◆ **Instructions to follow**: Make an exact copy of all the entries, but do not reproduce the pictures.

◆ **Material provided**:
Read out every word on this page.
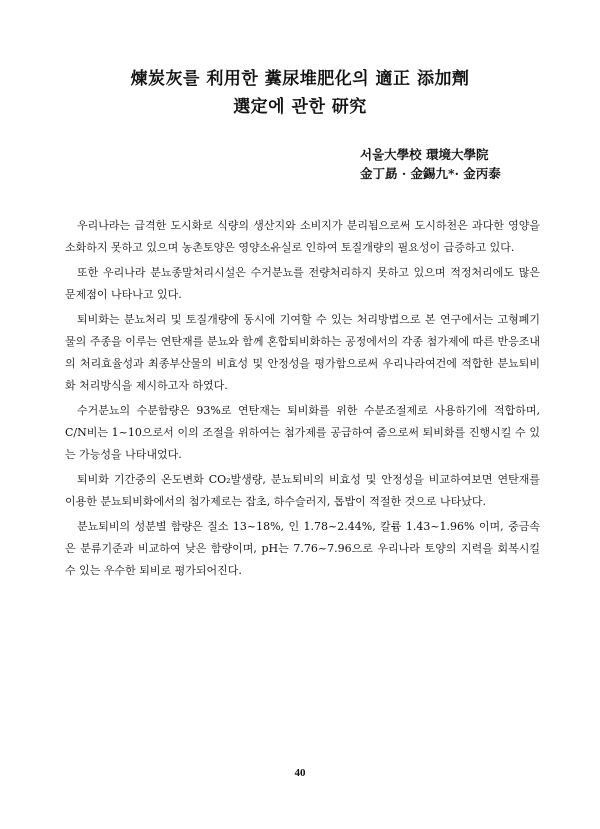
煉炭灰를 利用한 糞尿堆肥化의 適正 添加劑
選定에 관한 研究

서울大學校 環境大學院

金丁勗 · 金錫九*· 金丙泰

우리나라는 급격한 도시화로 식량의 생산지와 소비지가 분리됨으로써 도시하천은 과다한 영양을 소화하지 못하고 있으며 농촌토양은 영양소유실로 인하여 토질개량의 필요성이 급증하고 있다.

또한 우리나라 분뇨종말처리시설은 수거분뇨를 전량처리하지 못하고 있으며 적정처리에도 많은 문제점이 나타나고 있다.

퇴비화는 분뇨처리 및 토질개량에 동시에 기여할 수 있는 처리방법으로 본 연구에서는 고형폐기물의 주종을 이루는 연탄재를 분뇨와 함께 혼합퇴비화하는 공정에서의 각종 첨가제에 따른 반응조내의 처리효율성과 최종부산물의 비효성 및 안정성을 평가함으로써 우리나라여건에 적합한 분뇨퇴비화 처리방식을 제시하고자 하였다.

수거분뇨의 수분함량은 93%로 연탄재는 퇴비화를 위한 수분조절제로 사용하기에 적합하며, C/N비는 1~10으로서 이의 조절을 위하여는 첨가제를 공급하여 줌으로써 퇴비화를 진행시킬 수 있는 가능성을 나타내었다.

퇴비화 기간중의 온도변화 CO₂발생량, 분뇨퇴비의 비효성 및 안정성을 비교하여보면 연탄재를 이용한 분뇨퇴비화에서의 첨가제로는 잡초, 하수슬러지, 톱밥이 적절한 것으로 나타났다.

분뇨퇴비의 성분별 함량은 질소 13~18%, 인 1.78~2.44%, 칼륨 1.43~1.96% 이며, 중금속은 분류기준과 비교하여 낮은 함량이며, pH는 7.76~7.96으로 우리나라 토양의 지력을 회복시킬 수 있는 우수한 퇴비로 평가되어진다.

40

◆ **Exercise output**:
Read out every word on this page.
煉炭灰를 利用한 糞尿堆肥化의 適正 添加劑
選定에 관한 研究

서울大學校 環境大學院

金丁勗 · 金錫九*· 金丙泰

우리나라는 급격한 도시화로 식량의 생산지와 소비지가 분리됨으로써 도시하천은 과다한 영양을 소화하지 못하고 있으며 농촌토양은 영양소유실로 인하여 토질개량의 필요성이 급증하고 있다.

또한 우리나라 분뇨종말처리시설은 수거분뇨를 전량처리하지 못하고 있으며 적정처리에도 많은 문제점이 나타나고 있다.

퇴비화는 분뇨처리 및 토질개량에 동시에 기여할 수 있는 처리방법으로 본 연구에서는 고형폐기물의 주종을 이루는 연탄재를 분뇨와 함께 혼합퇴비화하는 공정에서의 각종 첨가제에 따른 반응조내의 처리효율성과 최종부산물의 비효성 및 안정성을 평가함으로써 우리나라여건에 적합한 분뇨퇴비화 처리방식을 제시하고자 하였다.

수거분뇨의 수분함량은 93%로 연탄재는 퇴비화를 위한 수분조절제로 사용하기에 적합하며, C/N비는 1~10으로서 이의 조절을 위하여는 첨가제를 공급하여 줌으로써 퇴비화를 진행시킬 수 있는 가능성을 나타내었다.

퇴비화 기간중의 온도변화 CO₂발생량, 분뇨퇴비의 비효성 및 안정성을 비교하여보면 연탄재를 이용한 분뇨퇴비화에서의 첨가제로는 잡초, 하수슬러지, 톱밥이 적절한 것으로 나타났다.

분뇨퇴비의 성분별 함량은 질소 13~18%, 인 1.78~2.44%, 칼륨 1.43~1.96% 이며, 중금속은 분류기준과 비교하여 낮은 함량이며, pH는 7.76~7.96으로 우리나라 토양의 지력을 회복시킬 수 있는 우수한 퇴비로 평가되어진다.

40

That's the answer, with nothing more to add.